WHAT IS EXPECTED:
Make an exact copy of the entries below.

----- INPUT

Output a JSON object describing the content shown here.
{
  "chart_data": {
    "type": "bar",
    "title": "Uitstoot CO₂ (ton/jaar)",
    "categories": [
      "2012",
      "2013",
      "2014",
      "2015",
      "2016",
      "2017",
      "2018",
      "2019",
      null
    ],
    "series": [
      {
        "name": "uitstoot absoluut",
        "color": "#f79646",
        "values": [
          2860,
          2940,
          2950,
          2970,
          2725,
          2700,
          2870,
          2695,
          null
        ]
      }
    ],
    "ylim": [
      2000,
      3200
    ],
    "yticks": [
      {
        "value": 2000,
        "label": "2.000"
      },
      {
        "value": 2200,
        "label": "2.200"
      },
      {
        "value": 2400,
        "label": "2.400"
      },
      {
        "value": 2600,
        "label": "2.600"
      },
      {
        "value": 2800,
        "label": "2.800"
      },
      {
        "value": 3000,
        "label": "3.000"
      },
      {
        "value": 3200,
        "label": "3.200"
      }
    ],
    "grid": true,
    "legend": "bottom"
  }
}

----------

FULL RESPONSE:
Output a JSON object describing the content shown here.
{
  "chart_data": {
    "type": "bar",
    "title": "Uitstoot CO₂ (ton/jaar)",
    "categories": [
      "2012",
      "2013",
      "2014",
      "2015",
      "2016",
      "2017",
      "2018",
      "2019",
      null
    ],
    "series": [
      {
        "name": "uitstoot absoluut",
        "color": "#f79646",
        "values": [
          2860,
          2940,
          2950,
          2970,
          2725,
          2700,
          2870,
          2695,
          null
        ]
      }
    ],
    "ylim": [
      2000,
      3200
    ],
    "yticks": [
      {
        "value": 2000,
        "label": "2.000"
      },
      {
        "value": 2200,
        "label": "2.200"
      },
      {
        "value": 2400,
        "label": "2.400"
      },
      {
        "value": 2600,
        "label": "2.600"
      },
      {
        "value": 2800,
        "label": "2.800"
      },
      {
        "value": 3000,
        "label": "3.000"
      },
      {
        "value": 3200,
        "label": "3.200"
      }
    ],
    "grid": true,
    "legend": "bottom"
  }
}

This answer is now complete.